■ Provided entries:
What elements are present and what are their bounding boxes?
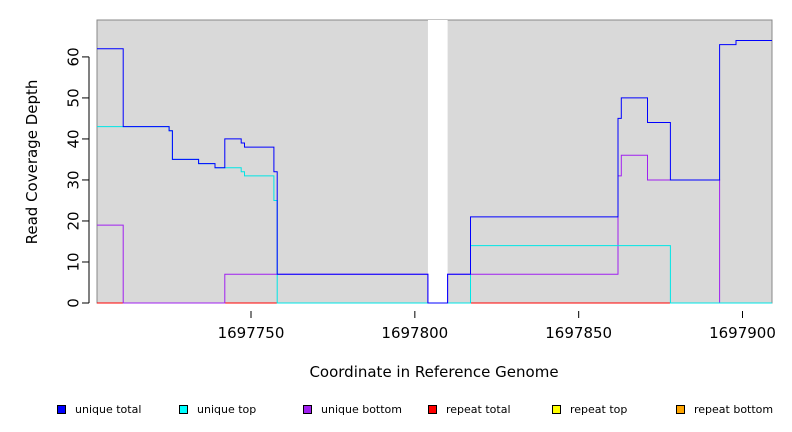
y-axis-label: Read Coverage Depth bbox=[23, 80, 41, 245]
series-line-unique-bottom bbox=[97, 154, 772, 304]
legend-label: unique total bbox=[75, 402, 142, 416]
legend: unique total unique top unique bottom repea… bbox=[0, 401, 792, 419]
legend-label: repeat top bbox=[570, 402, 628, 416]
y-tick-label: 50 bbox=[65, 88, 83, 107]
legend-swatch bbox=[179, 404, 188, 414]
y-tick-label: 0 bbox=[65, 298, 83, 308]
legend-label: repeat bottom bbox=[694, 402, 774, 416]
legend-swatch bbox=[676, 404, 685, 414]
legend-label: unique top bbox=[197, 402, 257, 416]
x-tick-label: 1697800 bbox=[381, 324, 448, 342]
y-tick-label: 10 bbox=[65, 252, 83, 271]
coverage-chart: 0 10 20 30 40 50 60 1697750 1697800 1697850 16979… bbox=[23, 19, 776, 381]
y-tick-label: 30 bbox=[65, 170, 83, 189]
y-tick-label: 40 bbox=[65, 129, 83, 148]
legend-swatch bbox=[57, 404, 66, 414]
legend-label: repeat total bbox=[446, 402, 511, 416]
gap-region bbox=[427, 20, 448, 303]
legend-swatch bbox=[428, 404, 437, 414]
legend-item-unique-total: unique total bbox=[57, 401, 141, 417]
x-tick-label: 1697750 bbox=[218, 324, 285, 342]
x-axis: 1697750 1697800 1697850 1697900 bbox=[218, 311, 776, 342]
series-line-unique-total bbox=[97, 40, 772, 304]
x-tick-label: 1697900 bbox=[709, 324, 776, 342]
series-layer bbox=[97, 40, 772, 304]
legend-item-repeat-total: repeat total bbox=[428, 401, 511, 417]
legend-item-unique-top: unique top bbox=[179, 401, 256, 417]
x-axis-label: Coordinate in Reference Genome bbox=[309, 363, 558, 381]
y-tick-label: 20 bbox=[65, 211, 83, 230]
y-tick-label: 60 bbox=[65, 47, 83, 66]
legend-item-repeat-top: repeat top bbox=[552, 401, 627, 417]
legend-swatch bbox=[552, 404, 561, 414]
y-axis: 0 10 20 30 40 50 60 bbox=[65, 47, 90, 308]
legend-swatch bbox=[303, 404, 312, 414]
legend-label: unique bottom bbox=[321, 402, 403, 416]
x-tick-label: 1697850 bbox=[545, 324, 612, 342]
legend-item-unique-bottom: unique bottom bbox=[303, 401, 402, 417]
legend-item-repeat-bottom: repeat bottom bbox=[676, 401, 773, 417]
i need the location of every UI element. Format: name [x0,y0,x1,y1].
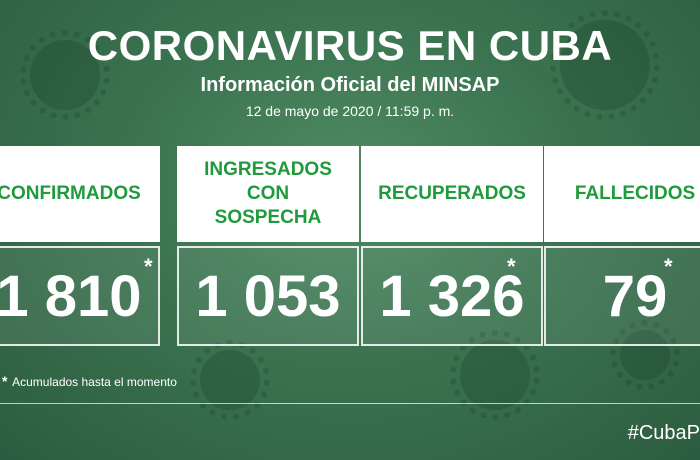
virus-decoration [190,340,270,420]
card-label: INGRESADOS CON SOSPECHA [177,146,359,242]
page-title: CORONAVIRUS EN CUBA [87,22,613,69]
page-subtitle: Información Oficial del MINSAP [200,74,500,96]
card-label: RECUPERADOS [361,146,543,242]
card-value: 1 326 [361,246,543,346]
card-value: 1 053 [177,246,359,346]
virus-decoration [450,330,540,420]
card-fallecidos: FALLECIDOS 79 * [544,146,700,346]
card-recuperados: RECUPERADOS 1 326 * [361,146,543,346]
footnote-asterisk: * [2,373,8,389]
virus-decoration [550,10,660,120]
footnote-text: Acumulados hasta el momento [12,375,177,389]
hashtag-link[interactable]: #CubaP [627,422,700,444]
virus-decoration [20,30,110,120]
divider [0,403,700,404]
footnote: * Acumulados hasta el momento [2,373,177,389]
card-confirmados: CONFIRMADOS 1 810 * [0,146,160,346]
report-date: 12 de mayo de 2020 / 11:59 p. m. [245,103,455,119]
card-value: 79 [544,246,700,346]
asterisk-mark: * [664,254,673,279]
asterisk-mark: * [507,254,516,279]
card-ingresados: INGRESADOS CON SOSPECHA 1 053 [177,146,359,346]
virus-decoration [610,320,680,390]
card-value: 1 810 [0,246,160,346]
card-label: FALLECIDOS [544,146,700,242]
asterisk-mark: * [144,254,153,279]
card-label: CONFIRMADOS [0,146,160,242]
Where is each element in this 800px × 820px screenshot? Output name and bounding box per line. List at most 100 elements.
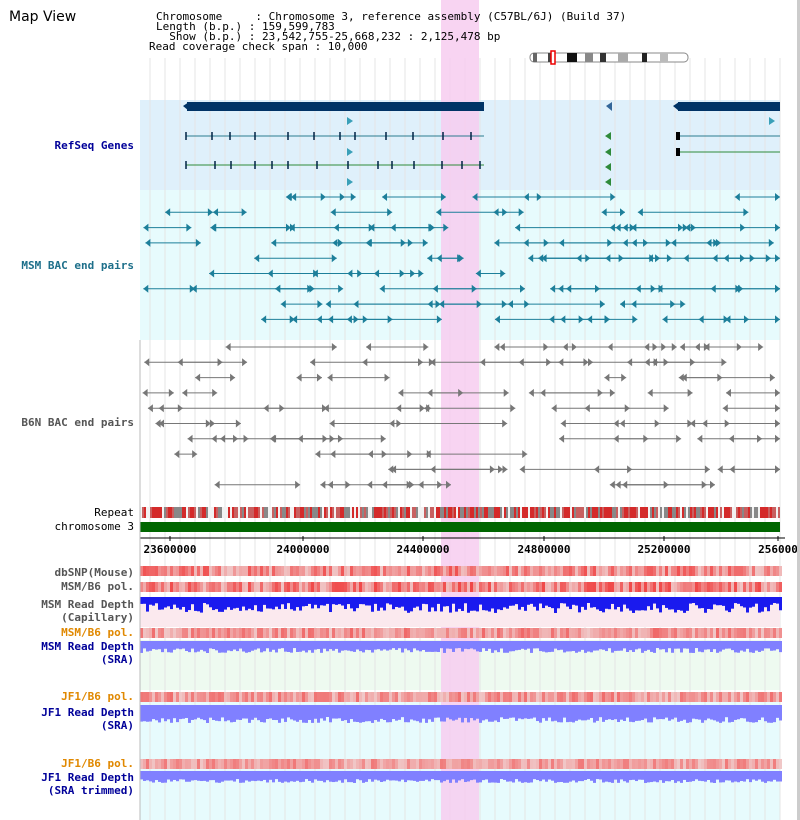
read-depth-bin bbox=[626, 597, 629, 609]
repeat-segment bbox=[776, 507, 778, 518]
read-depth-bin bbox=[518, 641, 521, 650]
repeat-segment bbox=[254, 507, 256, 518]
read-depth-bin bbox=[563, 597, 566, 604]
polymorphism-bin bbox=[419, 759, 422, 769]
track-label-refseq[interactable]: RefSeq Genes bbox=[54, 139, 134, 152]
repeat-segment bbox=[652, 507, 654, 518]
read-depth-bin bbox=[698, 705, 701, 720]
read-depth-bin bbox=[755, 771, 758, 781]
read-depth-bin bbox=[164, 705, 167, 722]
read-depth-bin bbox=[191, 641, 194, 649]
read-depth-bin bbox=[776, 771, 779, 782]
read-depth-bin bbox=[455, 597, 458, 612]
read-depth-bin bbox=[422, 705, 425, 719]
track-label-repeat[interactable]: Repeat bbox=[94, 506, 134, 519]
polymorphism-bin bbox=[506, 759, 509, 769]
polymorphism-bin bbox=[614, 582, 617, 592]
read-depth-bin bbox=[320, 705, 323, 719]
polymorphism-bin bbox=[671, 582, 674, 592]
track-label-chromosome[interactable]: chromosome 3 bbox=[54, 520, 134, 533]
track-label-jf1-b6-pol-trim[interactable]: JF1/B6 pol. bbox=[61, 757, 134, 770]
polymorphism-bin bbox=[599, 692, 602, 702]
polymorphism-bin bbox=[251, 759, 254, 769]
track-label-jf1-b6-pol[interactable]: JF1/B6 pol. bbox=[61, 690, 134, 703]
read-depth-bin bbox=[581, 705, 584, 721]
read-depth-bin bbox=[374, 641, 377, 650]
track-label-dbsnp[interactable]: dbSNP(Mouse) bbox=[54, 566, 134, 579]
read-depth-bin bbox=[341, 597, 344, 606]
read-depth-bin bbox=[680, 771, 683, 783]
polymorphism-bin bbox=[281, 582, 284, 592]
polymorphism-bin bbox=[491, 566, 494, 576]
track-label-jf1-depth[interactable]: JF1 Read Depth bbox=[41, 706, 134, 719]
read-depth-bin bbox=[590, 705, 593, 718]
polymorphism-bin bbox=[701, 628, 704, 638]
repeat-segment bbox=[640, 507, 642, 518]
track-label-msm-b6-pol-sra[interactable]: MSM/B6 pol. bbox=[61, 626, 134, 639]
repeat-segment bbox=[576, 507, 578, 518]
bac-end-marker bbox=[683, 254, 689, 263]
read-depth-bin bbox=[293, 597, 296, 611]
repeat-segment bbox=[614, 507, 616, 518]
polymorphism-bin bbox=[740, 628, 743, 638]
polymorphism-bin bbox=[338, 628, 341, 638]
bac-end-marker bbox=[597, 388, 603, 397]
bac-end-marker bbox=[423, 343, 429, 351]
read-depth-bin bbox=[776, 641, 779, 650]
read-depth-bin bbox=[140, 771, 143, 780]
track-label-jf1-depth-trim[interactable]: JF1 Read Depth bbox=[41, 771, 134, 784]
polymorphism-bin bbox=[410, 582, 413, 592]
read-depth-bin bbox=[374, 705, 377, 721]
polymorphism-bin bbox=[602, 582, 605, 592]
bac-end-marker bbox=[235, 419, 241, 428]
bac-end-marker bbox=[663, 404, 669, 413]
track-label-msm-depth-sra[interactable]: MSM Read Depth bbox=[41, 640, 134, 653]
polymorphism-bin bbox=[515, 759, 518, 769]
track-label-msm-bac[interactable]: MSM BAC end pairs bbox=[21, 259, 134, 272]
repeat-segment bbox=[516, 507, 518, 518]
read-depth-bin bbox=[236, 771, 239, 780]
polymorphism-bin bbox=[233, 692, 236, 702]
polymorphism-bin bbox=[467, 628, 470, 638]
read-depth-bin bbox=[236, 641, 239, 652]
read-depth-bin bbox=[434, 705, 437, 718]
repeat-segment bbox=[288, 507, 290, 518]
polymorphism-bin bbox=[302, 582, 305, 592]
polymorphism-bin bbox=[365, 582, 368, 592]
polymorphism-bin bbox=[404, 628, 407, 638]
bac-end-marker bbox=[662, 315, 668, 324]
polymorphism-bin bbox=[263, 566, 266, 576]
polymorphism-bin bbox=[236, 566, 239, 576]
polymorphism-bin bbox=[512, 759, 515, 769]
repeat-segment bbox=[542, 507, 544, 518]
polymorphism-bin bbox=[470, 759, 473, 769]
polymorphism-bin bbox=[446, 566, 449, 576]
read-depth-bin bbox=[443, 597, 446, 607]
track-label-b6n-bac[interactable]: B6N BAC end pairs bbox=[21, 416, 134, 429]
repeat-segment bbox=[278, 507, 280, 518]
track-label-msm-b6-pol[interactable]: MSM/B6 pol. bbox=[61, 580, 134, 593]
polymorphism-bin bbox=[374, 566, 377, 576]
read-depth-bin bbox=[740, 705, 743, 719]
read-depth-bin bbox=[428, 597, 431, 612]
read-depth-bin bbox=[179, 597, 182, 610]
polymorphism-bin bbox=[368, 759, 371, 769]
polymorphism-bin bbox=[692, 582, 695, 592]
polymorphism-bin bbox=[275, 582, 278, 592]
read-depth-bin bbox=[635, 771, 638, 782]
repeat-segment bbox=[292, 507, 294, 518]
polymorphism-bin bbox=[497, 692, 500, 702]
read-depth-bin bbox=[407, 641, 410, 651]
polymorphism-bin bbox=[263, 692, 266, 702]
polymorphism-bin bbox=[236, 759, 239, 769]
polymorphism-bin bbox=[647, 759, 650, 769]
read-depth-bin bbox=[593, 771, 596, 783]
read-depth-bin bbox=[437, 771, 440, 781]
polymorphism-bin bbox=[422, 566, 425, 576]
repeat-segment bbox=[624, 507, 626, 518]
track-label-msm-depth-cap[interactable]: MSM Read Depth bbox=[41, 598, 134, 611]
bac-end-marker bbox=[168, 388, 174, 397]
gene-block bbox=[678, 102, 780, 111]
bac-end-marker bbox=[758, 343, 764, 351]
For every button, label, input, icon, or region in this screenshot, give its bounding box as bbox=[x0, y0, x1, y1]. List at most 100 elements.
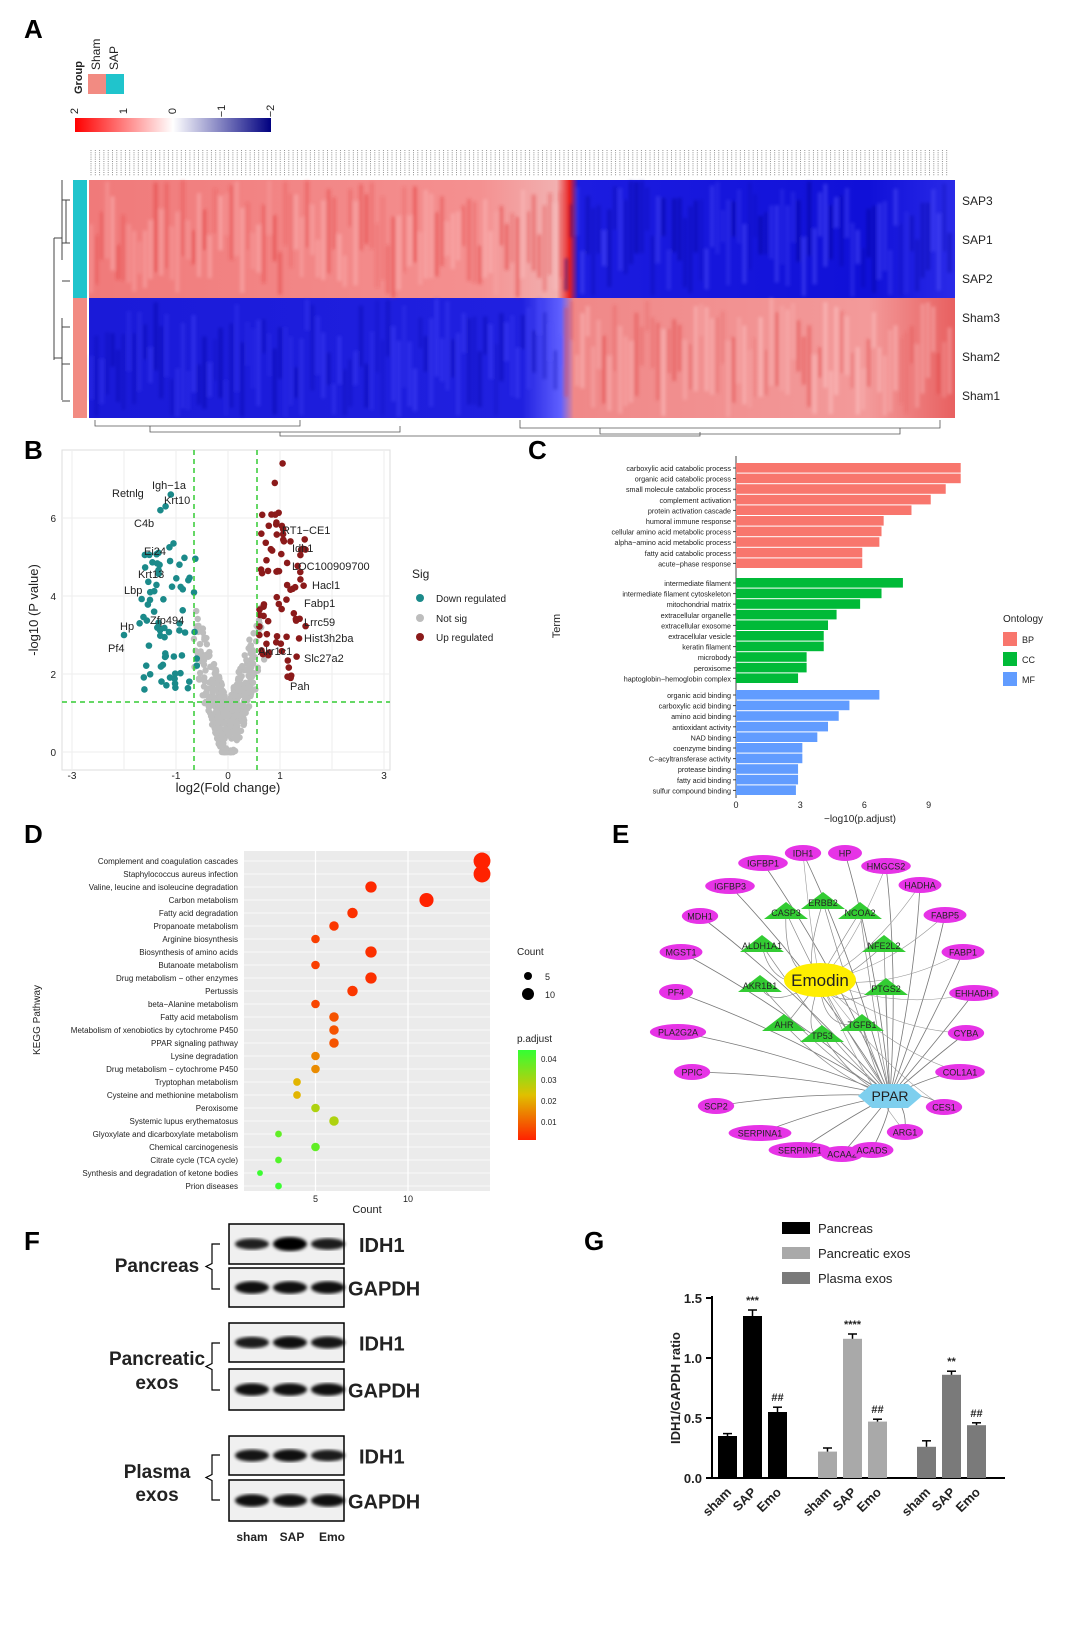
blot-group-label: Plasma bbox=[124, 1462, 191, 1483]
heatmap-cell bbox=[116, 349, 120, 403]
heatmap-cell bbox=[186, 370, 191, 411]
heatmap-cell bbox=[153, 302, 158, 371]
heatmap-cell bbox=[558, 191, 563, 279]
kegg-count-legend-5-dot bbox=[524, 972, 532, 980]
volcano-point-up bbox=[283, 596, 290, 603]
color-scale-tick: −1 bbox=[216, 105, 228, 118]
go-term-label: microbody bbox=[698, 653, 732, 662]
network-node-gene-label: IGFBP1 bbox=[747, 859, 779, 869]
go-term-label: alpha−amino acid metabolic process bbox=[615, 538, 732, 547]
blot-brace bbox=[204, 1243, 220, 1290]
heatmap-cell bbox=[526, 307, 531, 390]
heatmap-cell bbox=[909, 215, 914, 252]
volcano-xlabel: log2(Fold change) bbox=[176, 780, 281, 795]
volcano-point-notsig bbox=[190, 635, 198, 643]
network-edge bbox=[889, 951, 964, 1097]
heatmap-cell bbox=[683, 218, 687, 288]
go-bar bbox=[736, 558, 863, 568]
heatmap-cell bbox=[926, 202, 930, 271]
volcano-point-up bbox=[290, 610, 298, 617]
network-node-target bbox=[864, 978, 908, 995]
heatmap-cell bbox=[521, 189, 525, 278]
kegg-dot bbox=[275, 1156, 282, 1164]
volcano-point-up bbox=[277, 550, 285, 558]
bar-legend-label: Pancreatic exos bbox=[818, 1246, 911, 1261]
heatmap-cell bbox=[126, 311, 131, 372]
go-xtick: 6 bbox=[862, 800, 867, 810]
go-bar bbox=[736, 641, 824, 652]
volcano-point-up bbox=[283, 633, 290, 641]
heatmap-cell bbox=[310, 304, 315, 391]
bars: sham***SAP##Emo sham****SAP##Emo sham**SAP… bbox=[699, 1295, 986, 1519]
heatmap-cell bbox=[812, 228, 817, 285]
color-scale-ticks: 2 1 0 −1 −2 bbox=[69, 105, 277, 118]
heatmap-cell bbox=[483, 199, 488, 278]
volcano-point-up bbox=[263, 556, 270, 564]
heatmap-cell bbox=[342, 369, 347, 416]
heatmap-cell bbox=[866, 208, 871, 258]
heatmap-cell bbox=[634, 312, 639, 397]
network-node-gene bbox=[659, 944, 703, 960]
volcano-point-down bbox=[160, 596, 167, 603]
heatmap-cell bbox=[461, 205, 466, 247]
heatmap-cell bbox=[753, 337, 758, 398]
network-node-gene bbox=[728, 1125, 792, 1141]
kegg-dot bbox=[257, 1170, 263, 1176]
kegg-dot bbox=[419, 892, 434, 908]
go-xtick: 3 bbox=[798, 800, 803, 810]
bar bbox=[868, 1421, 887, 1478]
volcano-point-up bbox=[287, 674, 294, 682]
heatmap-cell bbox=[823, 302, 828, 388]
volcano-point-labeled bbox=[279, 460, 286, 467]
group-legend-sap: SAP bbox=[107, 46, 121, 70]
heatmap-cell bbox=[353, 201, 358, 286]
go-term-label: humoral immune response bbox=[646, 517, 731, 526]
kegg-dot bbox=[311, 1103, 320, 1113]
heatmap-cell bbox=[359, 305, 363, 367]
volcano-point-up bbox=[265, 651, 272, 659]
kegg-pathway-label: Chemical carcinogenesis bbox=[149, 1143, 238, 1152]
network-node-gene bbox=[935, 1064, 985, 1080]
volcano-point-up bbox=[278, 605, 285, 613]
heatmap-cell bbox=[440, 196, 444, 267]
heatmap-cell bbox=[742, 223, 747, 284]
volcano-point-notsig bbox=[214, 713, 222, 721]
volcano-point-notsig bbox=[233, 736, 241, 744]
heatmap-cell bbox=[834, 197, 839, 228]
bar-category-label: SAP bbox=[730, 1484, 760, 1514]
heatmap-cell bbox=[553, 350, 558, 390]
network-node-gene bbox=[649, 1024, 707, 1040]
volcano-point-up bbox=[300, 582, 307, 589]
go-bar bbox=[736, 526, 882, 537]
heatmap-cell bbox=[688, 343, 693, 390]
heatmap-cell bbox=[137, 311, 142, 392]
heatmap-cell bbox=[391, 216, 396, 298]
kegg-dot bbox=[347, 985, 358, 997]
kegg-dot bbox=[365, 881, 377, 893]
heatmap-cell bbox=[267, 180, 272, 235]
heatmap-cell bbox=[456, 211, 461, 261]
heatmap-cell bbox=[531, 194, 536, 271]
heatmap-cell bbox=[380, 196, 385, 280]
heatmap-cell bbox=[89, 355, 93, 400]
blot-band bbox=[273, 1383, 307, 1396]
blot-lane-label: sham bbox=[236, 1530, 267, 1544]
heatmap-cell bbox=[434, 212, 439, 277]
volcano-point-up bbox=[277, 640, 285, 648]
volcano-point-up bbox=[256, 606, 263, 613]
bar bbox=[768, 1412, 787, 1478]
volcano-up-gene-label: Lrrc59 bbox=[304, 617, 335, 629]
heatmap-cell bbox=[375, 300, 380, 373]
heatmap-cell bbox=[261, 204, 266, 284]
go-bar bbox=[736, 588, 882, 599]
heatmap-cell bbox=[585, 196, 590, 255]
volcano-point-down bbox=[140, 613, 147, 621]
volcano-point-notsig bbox=[245, 689, 252, 696]
group-legend-sap-swatch bbox=[106, 74, 124, 94]
heatmap-cell bbox=[89, 224, 93, 294]
network-node-gene-label: SCP2 bbox=[704, 1102, 728, 1112]
volcano-point-notsig bbox=[205, 693, 213, 701]
go-term-label: complement activation bbox=[659, 496, 731, 505]
volcano-points bbox=[120, 460, 309, 756]
volcano-point-notsig bbox=[212, 666, 220, 674]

■ Try it: Only lines with the word "SOSPECHA" are needed. Copy them from the preceding records.

■ Answer space:
card-label: INGRESADOS CON SOSPECHA [177,146,359,242]
card-ingresados: INGRESADOS CON SOSPECHA 1 053 [177,146,359,346]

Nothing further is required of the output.